TASK INPUTS:
_ _ _ _ _ _ _

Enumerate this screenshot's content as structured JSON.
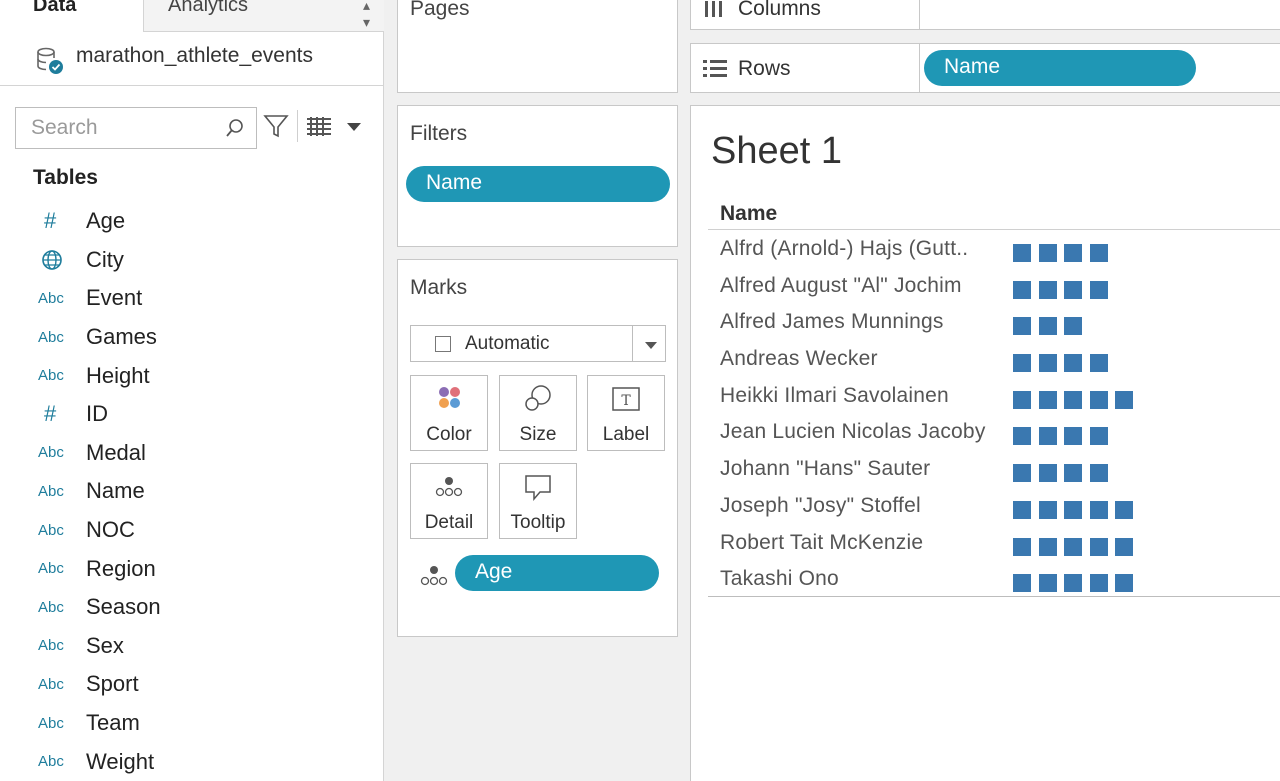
{
  "data_pane": {
    "tab_data": "Data",
    "tab_analytics": "Analytics",
    "data_source": "marathon_athlete_events",
    "search_placeholder": "Search",
    "tables_heading": "Tables",
    "fields": [
      {
        "type": "#",
        "name": "Age"
      },
      {
        "type": "globe",
        "name": "City"
      },
      {
        "type": "Abc",
        "name": "Event"
      },
      {
        "type": "Abc",
        "name": "Games"
      },
      {
        "type": "Abc",
        "name": "Height"
      },
      {
        "type": "#",
        "name": "ID"
      },
      {
        "type": "Abc",
        "name": "Medal"
      },
      {
        "type": "Abc",
        "name": "Name"
      },
      {
        "type": "Abc",
        "name": "NOC"
      },
      {
        "type": "Abc",
        "name": "Region"
      },
      {
        "type": "Abc",
        "name": "Season"
      },
      {
        "type": "Abc",
        "name": "Sex"
      },
      {
        "type": "Abc",
        "name": "Sport"
      },
      {
        "type": "Abc",
        "name": "Team"
      },
      {
        "type": "Abc",
        "name": "Weight"
      }
    ]
  },
  "shelves": {
    "pages_title": "Pages",
    "filters_title": "Filters",
    "filter_pill": "Name",
    "marks_title": "Marks",
    "mark_type": "Automatic",
    "mark_buttons": {
      "color": "Color",
      "size": "Size",
      "label": "Label",
      "detail": "Detail",
      "tooltip": "Tooltip"
    },
    "age_pill": "Age",
    "columns_label": "Columns",
    "rows_label": "Rows",
    "rows_pill": "Name"
  },
  "view": {
    "sheet_title": "Sheet 1",
    "column_header": "Name",
    "rows": [
      {
        "name": "Alfrd (Arnold-) Hajs (Gutt..",
        "marks": 4
      },
      {
        "name": "Alfred August \"Al\" Jochim",
        "marks": 4
      },
      {
        "name": "Alfred James Munnings",
        "marks": 3
      },
      {
        "name": "Andreas Wecker",
        "marks": 4
      },
      {
        "name": "Heikki Ilmari Savolainen",
        "marks": 5
      },
      {
        "name": "Jean Lucien Nicolas Jacoby",
        "marks": 4
      },
      {
        "name": "Johann \"Hans\" Sauter",
        "marks": 4
      },
      {
        "name": "Joseph \"Josy\" Stoffel",
        "marks": 5
      },
      {
        "name": "Robert Tait McKenzie",
        "marks": 5
      },
      {
        "name": "Takashi Ono",
        "marks": 5
      }
    ]
  },
  "colors": {
    "pill": "#1f97b5",
    "mark_square": "#3a78b0",
    "field_type": "#1f7d9c"
  }
}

_ _ _ _ _ _ _

TASK PROMPT: Count every line in the data where the string "Alfred" occurs. Give nothing except the number.

WORKED SOLUTION: 2